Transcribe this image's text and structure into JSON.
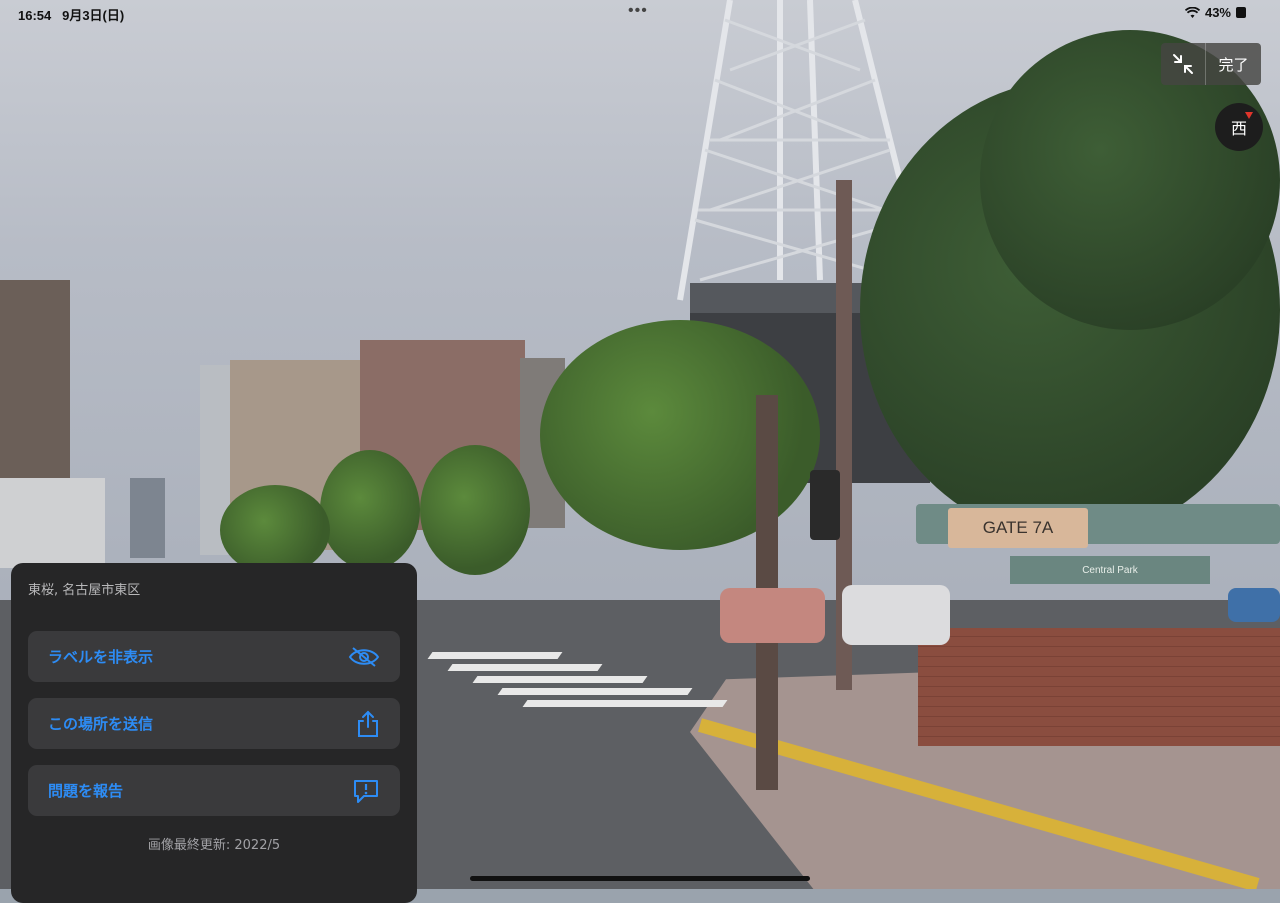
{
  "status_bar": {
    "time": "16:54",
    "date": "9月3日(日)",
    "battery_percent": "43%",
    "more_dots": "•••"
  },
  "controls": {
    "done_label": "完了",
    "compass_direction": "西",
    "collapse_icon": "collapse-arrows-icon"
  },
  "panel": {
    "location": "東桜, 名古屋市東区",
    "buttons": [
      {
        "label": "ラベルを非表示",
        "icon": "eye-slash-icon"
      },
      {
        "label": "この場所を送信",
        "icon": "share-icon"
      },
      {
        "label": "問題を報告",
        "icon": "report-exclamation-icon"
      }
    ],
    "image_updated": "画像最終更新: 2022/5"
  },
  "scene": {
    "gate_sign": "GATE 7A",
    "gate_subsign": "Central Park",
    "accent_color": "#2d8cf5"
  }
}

### Aim of the task
Check every line of the data, and copy the ones that contain "icon".

### Problem solution
    "collapse_icon": "collapse-arrows-icon"
        "icon": "eye-slash-icon"
        "icon": "share-icon"
        "icon": "report-exclamation-icon"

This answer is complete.